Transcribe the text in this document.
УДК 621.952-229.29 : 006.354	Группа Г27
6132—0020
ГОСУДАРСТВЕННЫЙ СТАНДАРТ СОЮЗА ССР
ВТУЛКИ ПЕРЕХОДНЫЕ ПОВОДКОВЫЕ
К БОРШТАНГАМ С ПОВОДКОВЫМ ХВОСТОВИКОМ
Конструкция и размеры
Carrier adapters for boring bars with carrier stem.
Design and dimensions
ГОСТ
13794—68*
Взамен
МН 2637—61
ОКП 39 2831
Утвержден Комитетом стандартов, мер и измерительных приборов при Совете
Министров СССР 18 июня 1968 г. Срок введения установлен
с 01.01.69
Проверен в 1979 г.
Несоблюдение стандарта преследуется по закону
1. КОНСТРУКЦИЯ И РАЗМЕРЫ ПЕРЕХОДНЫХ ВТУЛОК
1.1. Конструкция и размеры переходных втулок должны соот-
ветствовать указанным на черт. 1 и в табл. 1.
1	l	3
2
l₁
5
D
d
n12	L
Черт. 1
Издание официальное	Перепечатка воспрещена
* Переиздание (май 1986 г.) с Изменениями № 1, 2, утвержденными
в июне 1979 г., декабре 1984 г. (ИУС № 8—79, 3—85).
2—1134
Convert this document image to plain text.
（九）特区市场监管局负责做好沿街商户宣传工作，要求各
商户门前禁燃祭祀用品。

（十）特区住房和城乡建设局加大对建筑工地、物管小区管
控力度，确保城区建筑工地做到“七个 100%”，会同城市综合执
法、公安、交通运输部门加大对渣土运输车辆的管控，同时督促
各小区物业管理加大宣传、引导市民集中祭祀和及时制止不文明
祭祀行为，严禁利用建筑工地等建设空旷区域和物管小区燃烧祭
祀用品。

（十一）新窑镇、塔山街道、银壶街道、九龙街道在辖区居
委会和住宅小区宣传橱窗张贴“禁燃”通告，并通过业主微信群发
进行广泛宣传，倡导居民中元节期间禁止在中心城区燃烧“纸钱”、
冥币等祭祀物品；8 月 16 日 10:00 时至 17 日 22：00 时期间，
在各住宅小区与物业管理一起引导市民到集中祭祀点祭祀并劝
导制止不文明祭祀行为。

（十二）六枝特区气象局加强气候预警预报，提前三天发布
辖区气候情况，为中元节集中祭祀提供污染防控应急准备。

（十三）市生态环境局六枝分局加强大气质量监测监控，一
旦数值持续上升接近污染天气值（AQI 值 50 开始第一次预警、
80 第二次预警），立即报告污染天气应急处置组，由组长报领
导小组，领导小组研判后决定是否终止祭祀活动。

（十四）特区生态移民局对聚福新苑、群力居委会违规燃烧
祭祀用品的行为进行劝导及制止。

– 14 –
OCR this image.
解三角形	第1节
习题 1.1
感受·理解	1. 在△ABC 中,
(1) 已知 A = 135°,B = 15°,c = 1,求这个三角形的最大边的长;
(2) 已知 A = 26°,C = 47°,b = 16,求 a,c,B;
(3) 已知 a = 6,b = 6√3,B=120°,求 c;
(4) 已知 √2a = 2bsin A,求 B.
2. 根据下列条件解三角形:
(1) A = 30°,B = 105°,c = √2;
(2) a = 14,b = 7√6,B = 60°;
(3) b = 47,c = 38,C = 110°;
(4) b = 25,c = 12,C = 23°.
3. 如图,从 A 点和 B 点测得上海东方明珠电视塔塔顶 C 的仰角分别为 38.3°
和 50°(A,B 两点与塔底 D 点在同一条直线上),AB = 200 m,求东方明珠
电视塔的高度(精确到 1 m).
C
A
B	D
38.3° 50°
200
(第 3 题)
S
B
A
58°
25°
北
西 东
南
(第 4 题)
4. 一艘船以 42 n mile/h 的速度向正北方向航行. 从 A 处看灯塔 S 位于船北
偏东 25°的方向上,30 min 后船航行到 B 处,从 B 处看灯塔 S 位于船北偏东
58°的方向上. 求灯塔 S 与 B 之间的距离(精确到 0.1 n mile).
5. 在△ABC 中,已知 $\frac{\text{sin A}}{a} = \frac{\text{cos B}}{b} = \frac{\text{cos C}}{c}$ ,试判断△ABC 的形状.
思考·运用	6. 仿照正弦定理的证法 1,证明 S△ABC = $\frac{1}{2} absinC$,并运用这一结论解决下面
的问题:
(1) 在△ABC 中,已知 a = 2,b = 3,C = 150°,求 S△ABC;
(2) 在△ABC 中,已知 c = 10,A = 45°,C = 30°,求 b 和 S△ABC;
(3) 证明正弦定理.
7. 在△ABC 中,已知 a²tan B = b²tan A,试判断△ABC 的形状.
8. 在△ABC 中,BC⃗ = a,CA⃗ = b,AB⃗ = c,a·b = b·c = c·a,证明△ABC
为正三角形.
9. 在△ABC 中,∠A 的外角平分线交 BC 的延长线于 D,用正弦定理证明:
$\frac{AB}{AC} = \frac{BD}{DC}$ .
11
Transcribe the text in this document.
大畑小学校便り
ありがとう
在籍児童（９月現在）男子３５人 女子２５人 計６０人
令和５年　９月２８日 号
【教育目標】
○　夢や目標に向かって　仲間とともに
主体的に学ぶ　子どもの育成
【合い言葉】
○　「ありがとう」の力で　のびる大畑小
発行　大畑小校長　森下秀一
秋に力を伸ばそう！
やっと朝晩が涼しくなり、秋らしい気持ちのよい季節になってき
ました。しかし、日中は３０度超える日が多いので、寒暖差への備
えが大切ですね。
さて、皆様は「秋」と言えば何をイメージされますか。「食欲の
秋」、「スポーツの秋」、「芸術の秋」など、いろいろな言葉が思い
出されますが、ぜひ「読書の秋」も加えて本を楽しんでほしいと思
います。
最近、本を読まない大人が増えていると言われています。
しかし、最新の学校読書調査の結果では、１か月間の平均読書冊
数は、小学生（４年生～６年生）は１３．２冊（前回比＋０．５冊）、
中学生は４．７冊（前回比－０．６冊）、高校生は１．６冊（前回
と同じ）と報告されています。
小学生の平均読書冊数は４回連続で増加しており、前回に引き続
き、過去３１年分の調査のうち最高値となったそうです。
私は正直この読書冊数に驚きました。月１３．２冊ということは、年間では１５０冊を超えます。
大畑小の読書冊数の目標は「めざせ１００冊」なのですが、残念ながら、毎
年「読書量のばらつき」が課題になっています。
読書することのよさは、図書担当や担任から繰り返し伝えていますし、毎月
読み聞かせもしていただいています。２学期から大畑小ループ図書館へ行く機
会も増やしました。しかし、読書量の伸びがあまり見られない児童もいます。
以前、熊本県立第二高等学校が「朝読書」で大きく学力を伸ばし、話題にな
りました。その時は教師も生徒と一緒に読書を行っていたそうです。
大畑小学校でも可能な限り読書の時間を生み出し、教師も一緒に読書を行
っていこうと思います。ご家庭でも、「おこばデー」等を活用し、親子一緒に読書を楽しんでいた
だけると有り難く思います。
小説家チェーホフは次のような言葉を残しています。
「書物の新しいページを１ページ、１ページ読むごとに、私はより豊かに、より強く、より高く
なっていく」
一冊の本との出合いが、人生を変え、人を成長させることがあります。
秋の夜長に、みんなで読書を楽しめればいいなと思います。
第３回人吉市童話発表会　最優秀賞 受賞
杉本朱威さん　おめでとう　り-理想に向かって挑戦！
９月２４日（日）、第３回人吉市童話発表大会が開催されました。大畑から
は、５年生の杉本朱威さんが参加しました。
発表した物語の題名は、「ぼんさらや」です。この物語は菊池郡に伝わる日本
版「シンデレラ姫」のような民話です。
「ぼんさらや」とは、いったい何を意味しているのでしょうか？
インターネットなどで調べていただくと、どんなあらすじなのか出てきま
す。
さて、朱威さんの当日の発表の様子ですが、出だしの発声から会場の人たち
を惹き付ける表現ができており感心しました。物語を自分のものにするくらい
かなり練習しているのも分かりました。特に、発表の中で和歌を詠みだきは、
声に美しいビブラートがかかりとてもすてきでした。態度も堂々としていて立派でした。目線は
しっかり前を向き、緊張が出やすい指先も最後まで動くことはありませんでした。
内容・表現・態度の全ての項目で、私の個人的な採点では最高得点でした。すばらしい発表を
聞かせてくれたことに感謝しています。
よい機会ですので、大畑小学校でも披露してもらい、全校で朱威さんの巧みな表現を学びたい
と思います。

→ Problem:
Count every line in the preceding entries where the string "处看灯塔" appears, then state only the total.

→ Answer below:
2